--- begin DATASET RECORDS ---
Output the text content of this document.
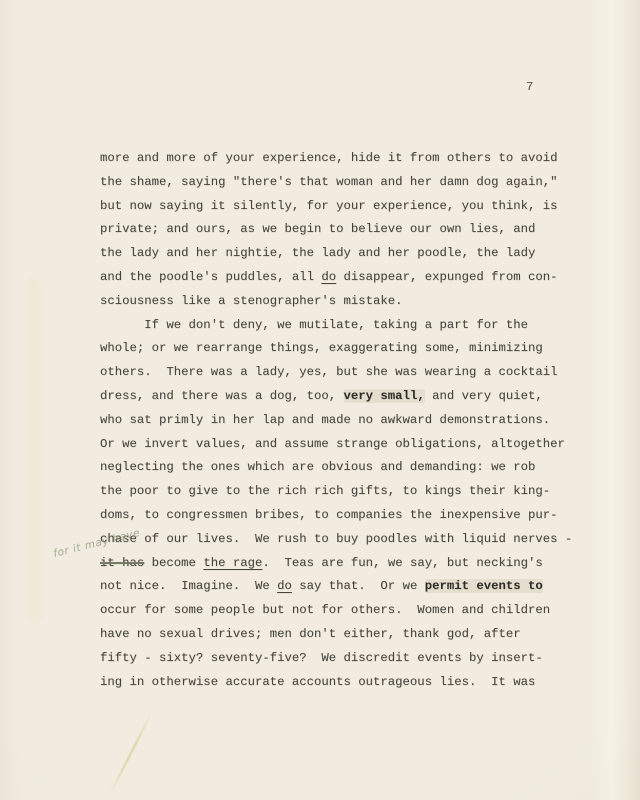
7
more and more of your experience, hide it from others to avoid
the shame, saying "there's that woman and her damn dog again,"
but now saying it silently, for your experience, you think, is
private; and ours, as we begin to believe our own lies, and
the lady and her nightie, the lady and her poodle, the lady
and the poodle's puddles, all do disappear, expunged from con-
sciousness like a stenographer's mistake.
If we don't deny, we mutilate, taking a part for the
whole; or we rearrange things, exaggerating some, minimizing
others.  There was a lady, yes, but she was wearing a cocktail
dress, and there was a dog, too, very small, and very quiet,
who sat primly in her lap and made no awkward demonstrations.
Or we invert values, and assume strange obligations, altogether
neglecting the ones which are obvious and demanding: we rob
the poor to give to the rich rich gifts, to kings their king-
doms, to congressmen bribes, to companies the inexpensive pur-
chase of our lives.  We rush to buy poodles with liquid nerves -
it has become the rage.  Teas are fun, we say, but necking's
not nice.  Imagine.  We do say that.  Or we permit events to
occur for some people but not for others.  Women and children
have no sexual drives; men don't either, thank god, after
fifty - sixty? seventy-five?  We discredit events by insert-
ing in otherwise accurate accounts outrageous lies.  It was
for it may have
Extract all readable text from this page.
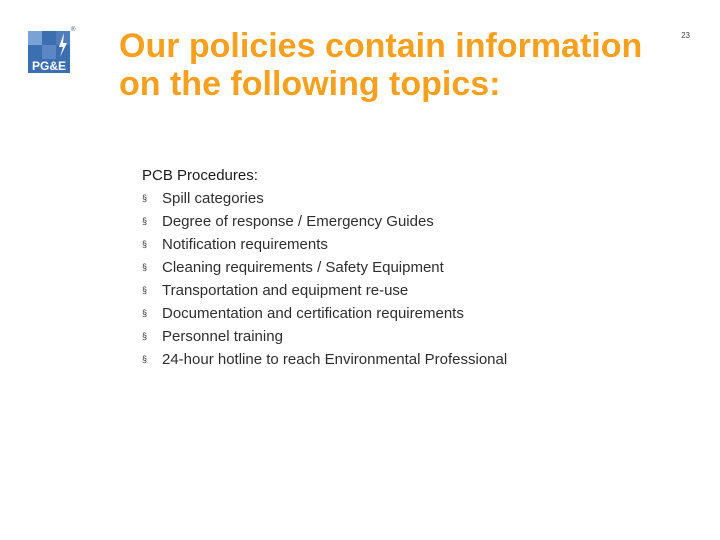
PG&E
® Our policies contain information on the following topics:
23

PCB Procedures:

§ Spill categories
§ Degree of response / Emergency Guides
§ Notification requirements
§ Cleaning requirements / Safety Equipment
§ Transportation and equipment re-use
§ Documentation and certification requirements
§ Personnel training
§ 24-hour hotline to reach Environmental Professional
--- end DATASET RECORDS ---
--- begin DATASET RECORDS ---
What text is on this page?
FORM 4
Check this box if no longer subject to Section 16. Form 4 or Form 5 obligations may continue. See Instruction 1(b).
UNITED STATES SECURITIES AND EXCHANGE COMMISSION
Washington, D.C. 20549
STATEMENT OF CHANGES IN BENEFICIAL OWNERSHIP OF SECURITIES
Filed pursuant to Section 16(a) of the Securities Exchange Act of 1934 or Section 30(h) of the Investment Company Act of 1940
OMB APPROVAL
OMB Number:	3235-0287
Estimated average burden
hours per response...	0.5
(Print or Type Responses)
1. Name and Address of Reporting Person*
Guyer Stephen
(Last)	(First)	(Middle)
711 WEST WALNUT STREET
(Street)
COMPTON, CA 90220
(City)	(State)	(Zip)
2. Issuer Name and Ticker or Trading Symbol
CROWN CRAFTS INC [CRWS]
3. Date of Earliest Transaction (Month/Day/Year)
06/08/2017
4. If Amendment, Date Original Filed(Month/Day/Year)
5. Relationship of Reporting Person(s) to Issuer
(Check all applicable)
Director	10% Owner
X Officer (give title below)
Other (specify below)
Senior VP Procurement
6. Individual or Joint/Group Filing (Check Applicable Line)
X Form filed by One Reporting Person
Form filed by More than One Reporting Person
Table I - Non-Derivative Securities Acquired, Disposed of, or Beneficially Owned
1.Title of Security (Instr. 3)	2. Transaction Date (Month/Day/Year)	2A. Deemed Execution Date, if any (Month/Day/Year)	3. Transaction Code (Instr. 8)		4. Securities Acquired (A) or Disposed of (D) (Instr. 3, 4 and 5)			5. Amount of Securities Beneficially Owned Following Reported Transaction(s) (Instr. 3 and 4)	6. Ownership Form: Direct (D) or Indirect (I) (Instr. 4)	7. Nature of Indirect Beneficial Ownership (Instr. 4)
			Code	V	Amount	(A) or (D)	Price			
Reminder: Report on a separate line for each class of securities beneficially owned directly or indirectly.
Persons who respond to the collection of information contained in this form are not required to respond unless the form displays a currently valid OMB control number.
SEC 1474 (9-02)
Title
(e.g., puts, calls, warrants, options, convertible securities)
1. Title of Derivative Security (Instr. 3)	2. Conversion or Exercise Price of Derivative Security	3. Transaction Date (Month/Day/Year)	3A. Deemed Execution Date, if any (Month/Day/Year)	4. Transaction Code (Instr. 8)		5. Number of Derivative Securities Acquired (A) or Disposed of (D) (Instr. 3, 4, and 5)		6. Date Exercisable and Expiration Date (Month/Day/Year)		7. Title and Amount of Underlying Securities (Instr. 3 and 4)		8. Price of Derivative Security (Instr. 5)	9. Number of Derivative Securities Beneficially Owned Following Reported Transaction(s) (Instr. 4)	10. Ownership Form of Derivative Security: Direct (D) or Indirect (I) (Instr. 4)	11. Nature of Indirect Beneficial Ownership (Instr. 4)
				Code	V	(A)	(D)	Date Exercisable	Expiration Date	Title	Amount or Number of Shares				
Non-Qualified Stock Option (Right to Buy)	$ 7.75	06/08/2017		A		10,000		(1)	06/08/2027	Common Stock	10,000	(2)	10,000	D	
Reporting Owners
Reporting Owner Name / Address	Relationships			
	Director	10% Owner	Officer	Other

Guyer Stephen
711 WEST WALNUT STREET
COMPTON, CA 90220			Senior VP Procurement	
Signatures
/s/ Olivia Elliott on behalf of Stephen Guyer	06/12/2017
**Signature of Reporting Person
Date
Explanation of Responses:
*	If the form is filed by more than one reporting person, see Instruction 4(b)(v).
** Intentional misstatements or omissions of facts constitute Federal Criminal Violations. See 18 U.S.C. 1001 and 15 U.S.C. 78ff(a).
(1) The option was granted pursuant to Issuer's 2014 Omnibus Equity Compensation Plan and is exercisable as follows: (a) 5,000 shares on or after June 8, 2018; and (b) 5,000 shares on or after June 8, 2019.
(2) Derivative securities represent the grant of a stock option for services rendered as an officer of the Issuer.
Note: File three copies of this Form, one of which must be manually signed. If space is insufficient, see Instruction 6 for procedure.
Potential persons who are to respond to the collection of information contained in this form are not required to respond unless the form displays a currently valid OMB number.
--- end DATASET RECORDS ---
(TASK PROMPT): Read the entries and show each line that mentions "have".

(PROBLEM SOLUTION):
have no sexual drives; men don't either, thank god, after
for it may have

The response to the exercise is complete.